→ 任务说明
[a] 根据下文关于分式求和的帖子回答:
(i) 帖子末尾把这种算法称为什么方法?
(ii) 帖子末尾说这种方法在哪个阶段会学到?
(iii) 对 1∕(1﹡3)+1∕(3﹡5)+…+1∕(2n-1)(2n+1) 的一般求和,帖子得出的最终结果是什么?
[b] 请把下文关于分式求和的帖子中从“原式=1/1*3+1/3*5+1/5*7+.+1/99*101”到“个叫裂项相消法,高中会学。。”的部分一字不差地抄录下来。

→ 文档片段

▬▬▬

观察下列等式:1/1*3=(1-1/3)*1/2; 1/3*5=(1/3-1/5)*1/2; 1/5*7=(1/5-1/7)*1/2利用发现的规律计算:1/1*3+1/3*5+1/5*7+.+1/99*101

问题描述:

观察下列等式:1/1*3=(1-1/3)*1/2; 1/3*5=(1/3-1/5)*1/2; 1/5*7=(1/5-1/7)*1/2
利用发现的规律计算:
1/1*3+1/3*5+1/5*7+.+1/99*101

1/1*3+1/3*5+1/5*7+......+1/99*101
=(1-1/3)*1/2+ (1/3-1/5)*1/2+(1/5-1/7)*1/2+.....+(1/99-1/101)*1/2
=1/2*((1-1/3)+ (1/3-1/5)+(1/5-1/7)+.....+(1/99-1/101))
=1/2*(1-1/101)
=50/101

1∕(1﹡3)+1∕(3﹡5)+1∕(5﹡7)+...1∕(2n-1)(2n+1)
=1∕2(1-1∕3)+1∕2(1∕3-1∕5)+1∕2(1∕5-1∕7)+...+1∕2[(2n-1)-(2n+1)]
=1∕2[1-1∕3+1∕3-1∕5+1∕5-1∕7+...+1∕(2n-1)-1/(2n+1)]
=1/2[1-1/(2n+1)]
=n/(2n+1)
1/1*3+1/3*5+1/5*7+......+1/99*101
=1/2[1-1/101)]
=50/101

原式=1/1*3+1/3*5+1/5*7+.+1/99*101
=1/2*(1-1/3+1/3-1/5+……+1/99-1/101)
=1/2*(1-1/101)
=1/2*100/101
=50/101

原式=1/2*(1-1/3+1/3-1/5+1/5-1/7+……+1/99-1/101)=1/2*100/101=50/101这个叫裂项相消法,高中会学。。

▬▬▬

已保存的数据条目

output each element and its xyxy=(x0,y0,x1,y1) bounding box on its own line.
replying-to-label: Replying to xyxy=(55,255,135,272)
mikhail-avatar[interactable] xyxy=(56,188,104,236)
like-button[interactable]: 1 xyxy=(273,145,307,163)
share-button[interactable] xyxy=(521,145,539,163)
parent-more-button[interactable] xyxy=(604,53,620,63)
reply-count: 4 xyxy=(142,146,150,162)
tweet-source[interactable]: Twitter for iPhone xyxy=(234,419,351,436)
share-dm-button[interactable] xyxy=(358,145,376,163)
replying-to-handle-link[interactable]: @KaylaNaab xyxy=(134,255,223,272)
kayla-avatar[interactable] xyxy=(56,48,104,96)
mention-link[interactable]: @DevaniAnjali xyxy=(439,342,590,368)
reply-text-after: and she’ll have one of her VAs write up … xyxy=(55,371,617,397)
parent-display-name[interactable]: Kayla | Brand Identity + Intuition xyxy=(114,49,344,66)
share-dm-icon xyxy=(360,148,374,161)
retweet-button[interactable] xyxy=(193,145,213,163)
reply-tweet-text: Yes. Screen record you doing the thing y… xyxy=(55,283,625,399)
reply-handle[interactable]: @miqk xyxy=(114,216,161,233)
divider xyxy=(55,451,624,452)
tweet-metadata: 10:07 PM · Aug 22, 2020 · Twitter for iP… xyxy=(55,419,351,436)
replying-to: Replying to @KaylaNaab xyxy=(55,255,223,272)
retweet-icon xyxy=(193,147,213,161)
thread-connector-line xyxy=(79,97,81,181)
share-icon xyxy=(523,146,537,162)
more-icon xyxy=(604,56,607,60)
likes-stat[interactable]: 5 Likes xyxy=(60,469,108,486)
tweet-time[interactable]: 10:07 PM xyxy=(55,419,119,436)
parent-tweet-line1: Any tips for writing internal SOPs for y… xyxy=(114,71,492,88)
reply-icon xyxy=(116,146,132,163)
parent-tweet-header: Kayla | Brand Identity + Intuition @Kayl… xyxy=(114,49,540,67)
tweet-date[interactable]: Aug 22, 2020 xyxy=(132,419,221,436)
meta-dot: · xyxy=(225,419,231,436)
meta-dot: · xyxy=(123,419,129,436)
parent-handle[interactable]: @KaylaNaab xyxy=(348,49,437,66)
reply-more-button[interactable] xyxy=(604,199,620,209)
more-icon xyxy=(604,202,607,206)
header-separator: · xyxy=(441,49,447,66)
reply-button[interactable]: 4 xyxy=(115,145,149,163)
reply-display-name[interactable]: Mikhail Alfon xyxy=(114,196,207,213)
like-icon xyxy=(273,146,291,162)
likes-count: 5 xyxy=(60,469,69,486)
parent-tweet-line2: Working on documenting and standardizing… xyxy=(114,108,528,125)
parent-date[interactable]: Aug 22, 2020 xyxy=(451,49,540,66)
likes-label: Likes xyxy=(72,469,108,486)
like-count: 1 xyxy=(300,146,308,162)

▬▬▬

→ 参考答案
[a]
(i) 裂项相消法
(ii) 高中
(iii) n/(2n+1)

[b]
原式=1/1*3+1/3*5+1/5*7+.+1/99*101
=1/2*(1-1/3+1/3-1/5+……+1/99-1/101)
=1/2*(1-1/101)
=1/2*100/101
=50/101

原式=1/2*(1-1/3+1/3-1/5+1/5-1/7+……+1/99-1/101)=1/2*100/101=50/101这个叫裂项相消法,高中会学。。